WORK TO DO :: Could you print every record below exactly as it appears?

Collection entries
***
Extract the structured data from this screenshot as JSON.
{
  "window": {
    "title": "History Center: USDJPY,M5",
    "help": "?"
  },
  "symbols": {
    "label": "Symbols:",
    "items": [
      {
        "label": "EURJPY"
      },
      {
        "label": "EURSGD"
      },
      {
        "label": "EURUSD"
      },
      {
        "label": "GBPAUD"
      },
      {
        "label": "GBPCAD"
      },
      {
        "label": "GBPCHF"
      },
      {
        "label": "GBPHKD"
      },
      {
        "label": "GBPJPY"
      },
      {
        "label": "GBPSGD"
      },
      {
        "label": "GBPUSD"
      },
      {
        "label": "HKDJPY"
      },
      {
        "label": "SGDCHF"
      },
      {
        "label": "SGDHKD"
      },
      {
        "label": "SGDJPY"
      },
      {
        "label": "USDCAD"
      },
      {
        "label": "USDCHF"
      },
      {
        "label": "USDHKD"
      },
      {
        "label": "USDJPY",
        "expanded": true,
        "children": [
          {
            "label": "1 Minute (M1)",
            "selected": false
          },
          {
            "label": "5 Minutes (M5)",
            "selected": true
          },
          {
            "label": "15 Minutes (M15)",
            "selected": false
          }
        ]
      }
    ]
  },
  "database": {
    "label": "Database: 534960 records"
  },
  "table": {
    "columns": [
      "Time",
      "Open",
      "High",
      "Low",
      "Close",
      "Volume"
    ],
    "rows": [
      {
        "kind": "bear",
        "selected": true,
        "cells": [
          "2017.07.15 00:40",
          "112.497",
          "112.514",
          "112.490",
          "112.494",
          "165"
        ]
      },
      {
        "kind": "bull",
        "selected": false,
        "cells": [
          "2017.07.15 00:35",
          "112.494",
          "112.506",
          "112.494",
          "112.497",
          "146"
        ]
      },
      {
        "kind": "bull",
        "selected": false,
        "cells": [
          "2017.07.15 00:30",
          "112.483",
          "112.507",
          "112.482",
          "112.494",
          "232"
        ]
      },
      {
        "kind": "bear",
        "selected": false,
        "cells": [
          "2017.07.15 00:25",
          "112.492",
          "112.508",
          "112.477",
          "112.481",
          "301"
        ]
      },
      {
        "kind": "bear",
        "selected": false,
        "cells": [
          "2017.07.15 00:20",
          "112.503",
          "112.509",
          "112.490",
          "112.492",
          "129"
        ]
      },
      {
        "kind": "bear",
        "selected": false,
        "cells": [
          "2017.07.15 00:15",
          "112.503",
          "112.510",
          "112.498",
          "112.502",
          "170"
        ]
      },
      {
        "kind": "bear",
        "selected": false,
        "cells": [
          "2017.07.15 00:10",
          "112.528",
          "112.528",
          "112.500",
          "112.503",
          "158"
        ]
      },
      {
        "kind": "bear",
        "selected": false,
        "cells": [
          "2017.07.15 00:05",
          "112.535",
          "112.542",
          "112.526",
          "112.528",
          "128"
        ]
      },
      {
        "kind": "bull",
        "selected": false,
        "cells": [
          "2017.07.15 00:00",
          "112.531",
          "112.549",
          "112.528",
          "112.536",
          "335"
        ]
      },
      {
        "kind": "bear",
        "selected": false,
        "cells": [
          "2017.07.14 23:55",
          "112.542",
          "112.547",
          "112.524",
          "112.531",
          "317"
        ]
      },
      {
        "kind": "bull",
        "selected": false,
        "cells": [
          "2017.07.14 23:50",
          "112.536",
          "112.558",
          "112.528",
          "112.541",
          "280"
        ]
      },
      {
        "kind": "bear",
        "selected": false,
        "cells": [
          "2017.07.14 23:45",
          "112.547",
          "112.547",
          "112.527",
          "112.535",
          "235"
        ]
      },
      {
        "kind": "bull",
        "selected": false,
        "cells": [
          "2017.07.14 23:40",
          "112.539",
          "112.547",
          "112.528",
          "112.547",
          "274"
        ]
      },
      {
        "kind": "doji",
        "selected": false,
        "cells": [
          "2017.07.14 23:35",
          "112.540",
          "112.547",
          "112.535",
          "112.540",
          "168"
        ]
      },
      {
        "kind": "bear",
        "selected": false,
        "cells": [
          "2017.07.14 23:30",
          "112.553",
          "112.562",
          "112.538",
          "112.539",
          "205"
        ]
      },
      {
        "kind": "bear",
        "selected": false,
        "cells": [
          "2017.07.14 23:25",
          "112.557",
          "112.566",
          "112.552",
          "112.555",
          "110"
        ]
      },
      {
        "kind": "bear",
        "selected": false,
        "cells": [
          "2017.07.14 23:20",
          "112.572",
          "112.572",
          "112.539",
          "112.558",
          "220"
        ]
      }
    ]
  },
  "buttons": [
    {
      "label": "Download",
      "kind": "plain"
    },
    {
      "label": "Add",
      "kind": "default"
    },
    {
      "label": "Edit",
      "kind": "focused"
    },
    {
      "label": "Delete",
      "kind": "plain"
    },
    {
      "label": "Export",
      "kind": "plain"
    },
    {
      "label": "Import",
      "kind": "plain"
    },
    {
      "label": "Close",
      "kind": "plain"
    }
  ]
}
***
FINISHED EXERCISE ::
Extract the structured data from this screenshot as JSON.
{
  "window": {
    "title": "History Center: USDJPY,M5",
    "help": "?"
  },
  "symbols": {
    "label": "Symbols:",
    "items": [
      {
        "label": "EURJPY"
      },
      {
        "label": "EURSGD"
      },
      {
        "label": "EURUSD"
      },
      {
        "label": "GBPAUD"
      },
      {
        "label": "GBPCAD"
      },
      {
        "label": "GBPCHF"
      },
      {
        "label": "GBPHKD"
      },
      {
        "label": "GBPJPY"
      },
      {
        "label": "GBPSGD"
      },
      {
        "label": "GBPUSD"
      },
      {
        "label": "HKDJPY"
      },
      {
        "label": "SGDCHF"
      },
      {
        "label": "SGDHKD"
      },
      {
        "label": "SGDJPY"
      },
      {
        "label": "USDCAD"
      },
      {
        "label": "USDCHF"
      },
      {
        "label": "USDHKD"
      },
      {
        "label": "USDJPY",
        "expanded": true,
        "children": [
          {
            "label": "1 Minute (M1)",
            "selected": false
          },
          {
            "label": "5 Minutes (M5)",
            "selected": true
          },
          {
            "label": "15 Minutes (M15)",
            "selected": false
          }
        ]
      }
    ]
  },
  "database": {
    "label": "Database: 534960 records"
  },
  "table": {
    "columns": [
      "Time",
      "Open",
      "High",
      "Low",
      "Close",
      "Volume"
    ],
    "rows": [
      {
        "kind": "bear",
        "selected": true,
        "cells": [
          "2017.07.15 00:40",
          "112.497",
          "112.514",
          "112.490",
          "112.494",
          "165"
        ]
      },
      {
        "kind": "bull",
        "selected": false,
        "cells": [
          "2017.07.15 00:35",
          "112.494",
          "112.506",
          "112.494",
          "112.497",
          "146"
        ]
      },
      {
        "kind": "bull",
        "selected": false,
        "cells": [
          "2017.07.15 00:30",
          "112.483",
          "112.507",
          "112.482",
          "112.494",
          "232"
        ]
      },
      {
        "kind": "bear",
        "selected": false,
        "cells": [
          "2017.07.15 00:25",
          "112.492",
          "112.508",
          "112.477",
          "112.481",
          "301"
        ]
      },
      {
        "kind": "bear",
        "selected": false,
        "cells": [
          "2017.07.15 00:20",
          "112.503",
          "112.509",
          "112.490",
          "112.492",
          "129"
        ]
      },
      {
        "kind": "bear",
        "selected": false,
        "cells": [
          "2017.07.15 00:15",
          "112.503",
          "112.510",
          "112.498",
          "112.502",
          "170"
        ]
      },
      {
        "kind": "bear",
        "selected": false,
        "cells": [
          "2017.07.15 00:10",
          "112.528",
          "112.528",
          "112.500",
          "112.503",
          "158"
        ]
      },
      {
        "kind": "bear",
        "selected": false,
        "cells": [
          "2017.07.15 00:05",
          "112.535",
          "112.542",
          "112.526",
          "112.528",
          "128"
        ]
      },
      {
        "kind": "bull",
        "selected": false,
        "cells": [
          "2017.07.15 00:00",
          "112.531",
          "112.549",
          "112.528",
          "112.536",
          "335"
        ]
      },
      {
        "kind": "bear",
        "selected": false,
        "cells": [
          "2017.07.14 23:55",
          "112.542",
          "112.547",
          "112.524",
          "112.531",
          "317"
        ]
      },
      {
        "kind": "bull",
        "selected": false,
        "cells": [
          "2017.07.14 23:50",
          "112.536",
          "112.558",
          "112.528",
          "112.541",
          "280"
        ]
      },
      {
        "kind": "bear",
        "selected": false,
        "cells": [
          "2017.07.14 23:45",
          "112.547",
          "112.547",
          "112.527",
          "112.535",
          "235"
        ]
      },
      {
        "kind": "bull",
        "selected": false,
        "cells": [
          "2017.07.14 23:40",
          "112.539",
          "112.547",
          "112.528",
          "112.547",
          "274"
        ]
      },
      {
        "kind": "doji",
        "selected": false,
        "cells": [
          "2017.07.14 23:35",
          "112.540",
          "112.547",
          "112.535",
          "112.540",
          "168"
        ]
      },
      {
        "kind": "bear",
        "selected": false,
        "cells": [
          "2017.07.14 23:30",
          "112.553",
          "112.562",
          "112.538",
          "112.539",
          "205"
        ]
      },
      {
        "kind": "bear",
        "selected": false,
        "cells": [
          "2017.07.14 23:25",
          "112.557",
          "112.566",
          "112.552",
          "112.555",
          "110"
        ]
      },
      {
        "kind": "bear",
        "selected": false,
        "cells": [
          "2017.07.14 23:20",
          "112.572",
          "112.572",
          "112.539",
          "112.558",
          "220"
        ]
      }
    ]
  },
  "buttons": [
    {
      "label": "Download",
      "kind": "plain"
    },
    {
      "label": "Add",
      "kind": "default"
    },
    {
      "label": "Edit",
      "kind": "focused"
    },
    {
      "label": "Delete",
      "kind": "plain"
    },
    {
      "label": "Export",
      "kind": "plain"
    },
    {
      "label": "Import",
      "kind": "plain"
    },
    {
      "label": "Close",
      "kind": "plain"
    }
  ]
}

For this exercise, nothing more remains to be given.